Filter the entries that follow, copying every line in which the word "name" appears.

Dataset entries
• • • •

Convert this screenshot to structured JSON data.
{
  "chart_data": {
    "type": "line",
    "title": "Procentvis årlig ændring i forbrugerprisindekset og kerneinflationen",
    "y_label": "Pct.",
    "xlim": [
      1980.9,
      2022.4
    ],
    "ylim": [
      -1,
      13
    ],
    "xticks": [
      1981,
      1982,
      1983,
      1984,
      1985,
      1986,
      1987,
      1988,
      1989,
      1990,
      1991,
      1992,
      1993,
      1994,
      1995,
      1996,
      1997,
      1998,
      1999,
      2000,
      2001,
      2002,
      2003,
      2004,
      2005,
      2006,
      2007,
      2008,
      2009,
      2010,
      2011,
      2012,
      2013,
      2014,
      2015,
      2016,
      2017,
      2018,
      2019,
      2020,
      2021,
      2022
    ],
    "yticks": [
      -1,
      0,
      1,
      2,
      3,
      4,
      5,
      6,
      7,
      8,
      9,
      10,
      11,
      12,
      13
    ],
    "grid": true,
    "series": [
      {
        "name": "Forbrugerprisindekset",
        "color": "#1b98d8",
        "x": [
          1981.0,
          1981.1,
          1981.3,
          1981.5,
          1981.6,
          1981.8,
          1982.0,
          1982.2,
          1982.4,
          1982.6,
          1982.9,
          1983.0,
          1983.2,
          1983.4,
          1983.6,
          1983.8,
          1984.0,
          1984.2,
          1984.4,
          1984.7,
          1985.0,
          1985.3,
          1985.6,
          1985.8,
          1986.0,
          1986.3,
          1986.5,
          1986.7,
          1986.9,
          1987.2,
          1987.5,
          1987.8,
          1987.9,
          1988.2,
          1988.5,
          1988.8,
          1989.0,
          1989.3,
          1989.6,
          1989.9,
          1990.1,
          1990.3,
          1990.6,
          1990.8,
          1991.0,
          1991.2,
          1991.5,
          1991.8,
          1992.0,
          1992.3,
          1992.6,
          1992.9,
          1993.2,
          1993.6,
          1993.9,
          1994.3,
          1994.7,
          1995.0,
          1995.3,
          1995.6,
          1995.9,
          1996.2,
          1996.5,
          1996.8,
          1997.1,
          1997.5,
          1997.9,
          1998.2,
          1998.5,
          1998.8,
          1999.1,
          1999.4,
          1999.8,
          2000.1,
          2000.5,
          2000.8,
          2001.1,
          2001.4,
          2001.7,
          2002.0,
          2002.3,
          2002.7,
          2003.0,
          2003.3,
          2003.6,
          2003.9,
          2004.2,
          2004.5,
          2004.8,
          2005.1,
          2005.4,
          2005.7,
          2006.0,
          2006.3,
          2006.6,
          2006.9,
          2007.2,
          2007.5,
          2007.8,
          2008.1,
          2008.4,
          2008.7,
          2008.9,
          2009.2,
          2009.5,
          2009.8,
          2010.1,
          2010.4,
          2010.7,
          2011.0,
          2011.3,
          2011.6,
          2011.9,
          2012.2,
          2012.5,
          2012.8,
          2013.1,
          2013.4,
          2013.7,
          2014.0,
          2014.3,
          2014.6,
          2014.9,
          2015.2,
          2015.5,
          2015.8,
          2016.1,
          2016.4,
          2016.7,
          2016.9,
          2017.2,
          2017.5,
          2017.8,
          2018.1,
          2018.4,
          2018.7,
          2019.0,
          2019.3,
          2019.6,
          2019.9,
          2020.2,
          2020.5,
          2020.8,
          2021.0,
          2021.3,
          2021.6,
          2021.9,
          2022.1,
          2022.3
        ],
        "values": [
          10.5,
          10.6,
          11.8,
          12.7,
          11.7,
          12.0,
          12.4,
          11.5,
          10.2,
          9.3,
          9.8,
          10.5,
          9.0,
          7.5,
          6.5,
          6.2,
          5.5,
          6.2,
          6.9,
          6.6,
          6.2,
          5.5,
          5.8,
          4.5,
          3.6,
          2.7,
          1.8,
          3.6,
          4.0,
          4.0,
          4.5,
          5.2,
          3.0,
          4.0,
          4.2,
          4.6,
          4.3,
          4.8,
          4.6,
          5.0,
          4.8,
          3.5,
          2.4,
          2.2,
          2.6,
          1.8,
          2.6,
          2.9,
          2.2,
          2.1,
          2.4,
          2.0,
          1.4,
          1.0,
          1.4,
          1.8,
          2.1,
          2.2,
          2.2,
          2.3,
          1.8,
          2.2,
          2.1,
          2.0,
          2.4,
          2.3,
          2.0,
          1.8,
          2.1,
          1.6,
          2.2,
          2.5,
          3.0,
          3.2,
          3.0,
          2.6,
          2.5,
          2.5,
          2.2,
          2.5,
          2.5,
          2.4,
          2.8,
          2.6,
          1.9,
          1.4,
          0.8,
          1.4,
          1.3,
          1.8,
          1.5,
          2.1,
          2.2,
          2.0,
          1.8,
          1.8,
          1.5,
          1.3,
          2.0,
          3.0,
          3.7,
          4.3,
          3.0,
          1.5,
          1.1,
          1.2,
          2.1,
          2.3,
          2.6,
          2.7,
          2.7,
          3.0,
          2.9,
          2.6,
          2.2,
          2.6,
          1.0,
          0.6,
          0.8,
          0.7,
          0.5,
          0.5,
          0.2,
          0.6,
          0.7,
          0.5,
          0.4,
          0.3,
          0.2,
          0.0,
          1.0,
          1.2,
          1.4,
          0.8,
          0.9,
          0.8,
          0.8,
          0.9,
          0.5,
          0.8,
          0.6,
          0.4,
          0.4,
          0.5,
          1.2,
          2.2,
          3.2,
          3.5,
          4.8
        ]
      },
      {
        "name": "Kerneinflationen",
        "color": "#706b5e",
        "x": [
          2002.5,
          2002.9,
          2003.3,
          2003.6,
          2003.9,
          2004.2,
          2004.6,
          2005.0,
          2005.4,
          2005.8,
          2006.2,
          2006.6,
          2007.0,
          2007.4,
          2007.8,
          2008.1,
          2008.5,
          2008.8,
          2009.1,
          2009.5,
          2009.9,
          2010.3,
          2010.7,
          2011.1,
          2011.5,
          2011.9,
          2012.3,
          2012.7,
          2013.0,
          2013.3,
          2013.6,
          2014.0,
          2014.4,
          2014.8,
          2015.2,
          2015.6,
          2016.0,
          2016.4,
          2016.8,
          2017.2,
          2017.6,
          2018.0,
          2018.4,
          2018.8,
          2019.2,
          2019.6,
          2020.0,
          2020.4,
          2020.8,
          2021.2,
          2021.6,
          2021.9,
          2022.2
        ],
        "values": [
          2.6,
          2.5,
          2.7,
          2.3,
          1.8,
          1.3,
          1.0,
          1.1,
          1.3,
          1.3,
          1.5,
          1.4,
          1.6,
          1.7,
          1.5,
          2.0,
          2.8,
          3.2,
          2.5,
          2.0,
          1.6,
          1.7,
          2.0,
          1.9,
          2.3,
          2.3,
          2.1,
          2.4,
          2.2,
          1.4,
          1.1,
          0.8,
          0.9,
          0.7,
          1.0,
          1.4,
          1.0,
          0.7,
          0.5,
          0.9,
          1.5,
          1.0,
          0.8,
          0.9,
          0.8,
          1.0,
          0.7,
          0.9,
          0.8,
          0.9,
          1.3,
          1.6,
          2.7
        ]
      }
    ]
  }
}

• • • •

Right answer »
        "name": "Forbrugerprisindekset",
        "name": "Kerneinflationen",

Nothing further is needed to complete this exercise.